** begin RECORDS SHOWN **

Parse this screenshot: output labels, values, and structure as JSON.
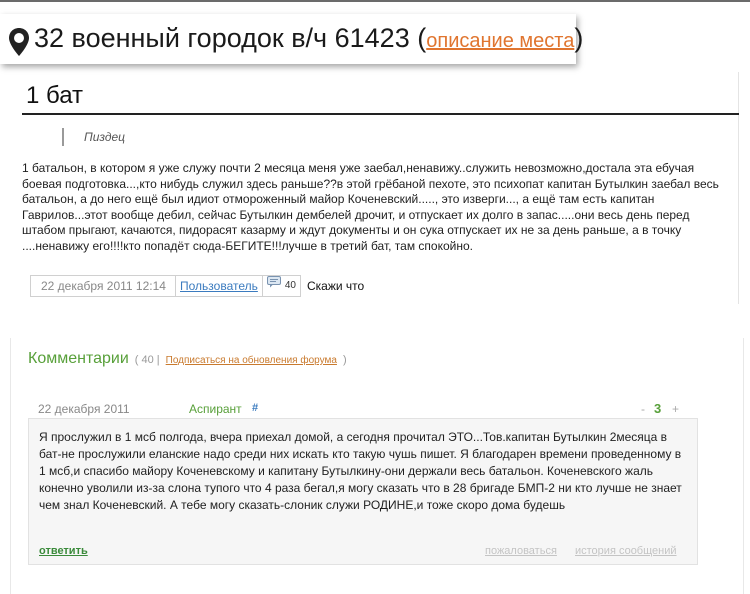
{
  "place": {
    "title": "32 военный городок в/ч 61423",
    "open_paren": "(",
    "link": "описание места",
    "close_paren": ")"
  },
  "post": {
    "title": "1 бат",
    "quote": "Пиздец",
    "body": "1 батальон, в котором я уже служу почти 2 месяца меня уже заебал,ненавижу..служить невозможно,достала эта ебучая боевая подготовка...,кто нибудь служил здесь раньше??в этой грёбаной пехоте, это психопат капитан Бутылкин заебал весь батальон, а до него ещё был идиот отмороженный майор Коченевский....., это изверги..., а ещё там есть капитан Гаврилов...этот вообще дебил, сейчас Бутылкин дембелей дрочит, и отпускает их долго в запас.....они весь день перед штабом прыгают, качаются, пидорасят казарму и ждут документы и он сука отпускает их не за день раньше, а в точку ....ненавижу его!!!!кто попадёт сюда-БЕГИТЕ!!!лучше в третий бат, там спокойно.",
    "date": "22 декабря 2011 12:14",
    "user": "Пользователь",
    "comment_count": "40",
    "say": "Скажи что"
  },
  "comments": {
    "title": "Комментарии",
    "count": "( 40 |",
    "subscribe": "Подписаться на обновления форума",
    "close": ")",
    "item": {
      "date": "22 декабря 2011",
      "author": "Аспирант",
      "hash": "#",
      "minus": "-",
      "score": "3",
      "plus": "+",
      "text": "Я прослужил в 1 мсб полгода, вчера приехал домой, а сегодня прочитал ЭТО...Тов.капитан Бутылкин 2месяца в бат-не прослужили еланские надо среди них искать кто такую чушь пишет. Я благодарен времени проведенному в 1 мсб,и спасибо майору Коченевскому и капитану Бутылкину-они держали весь батальон. Коченевского жаль конечно уволили из-за слона тупого что 4 раза бегал,я могу сказать что в 28 бригаде БМП-2 ни кто лучше не знает чем знал Коченевский. А тебе могу сказать-слоник служи РОДИНЕ,и тоже скоро дома будешь",
      "reply": "ответить",
      "report": "пожаловаться",
      "history": "история сообщений"
    }
  },
  "colors": {
    "accent_green": "#58a03a",
    "link_orange": "#e0752f",
    "link_blue": "#3b7bbf"
  },
  "icons": [
    "map-pin-icon",
    "comment-bubble-icon"
  ]
}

** end RECORDS SHOWN **

### DIRECTIONS FOR THIS TASK
Retype the entries word for word. Omit any images.

### WORKED ANSWER
Parse this screenshot: output labels, values, and structure as JSON.
{
  "place": {
    "title": "32 военный городок в/ч 61423",
    "open_paren": "(",
    "link": "описание места",
    "close_paren": ")"
  },
  "post": {
    "title": "1 бат",
    "quote": "Пиздец",
    "body": "1 батальон, в котором я уже служу почти 2 месяца меня уже заебал,ненавижу..служить невозможно,достала эта ебучая боевая подготовка...,кто нибудь служил здесь раньше??в этой грёбаной пехоте, это психопат капитан Бутылкин заебал весь батальон, а до него ещё был идиот отмороженный майор Коченевский....., это изверги..., а ещё там есть капитан Гаврилов...этот вообще дебил, сейчас Бутылкин дембелей дрочит, и отпускает их долго в запас.....они весь день перед штабом прыгают, качаются, пидорасят казарму и ждут документы и он сука отпускает их не за день раньше, а в точку ....ненавижу его!!!!кто попадёт сюда-БЕГИТЕ!!!лучше в третий бат, там спокойно.",
    "date": "22 декабря 2011 12:14",
    "user": "Пользователь",
    "comment_count": "40",
    "say": "Скажи что"
  },
  "comments": {
    "title": "Комментарии",
    "count": "( 40 |",
    "subscribe": "Подписаться на обновления форума",
    "close": ")",
    "item": {
      "date": "22 декабря 2011",
      "author": "Аспирант",
      "hash": "#",
      "minus": "-",
      "score": "3",
      "plus": "+",
      "text": "Я прослужил в 1 мсб полгода, вчера приехал домой, а сегодня прочитал ЭТО...Тов.капитан Бутылкин 2месяца в бат-не прослужили еланские надо среди них искать кто такую чушь пишет. Я благодарен времени проведенному в 1 мсб,и спасибо майору Коченевскому и капитану Бутылкину-они держали весь батальон. Коченевского жаль конечно уволили из-за слона тупого что 4 раза бегал,я могу сказать что в 28 бригаде БМП-2 ни кто лучше не знает чем знал Коченевский. А тебе могу сказать-слоник служи РОДИНЕ,и тоже скоро дома будешь",
      "reply": "ответить",
      "report": "пожаловаться",
      "history": "история сообщений"
    }
  },
  "colors": {
    "accent_green": "#58a03a",
    "link_orange": "#e0752f",
    "link_blue": "#3b7bbf"
  },
  "icons": [
    "map-pin-icon",
    "comment-bubble-icon"
  ]
}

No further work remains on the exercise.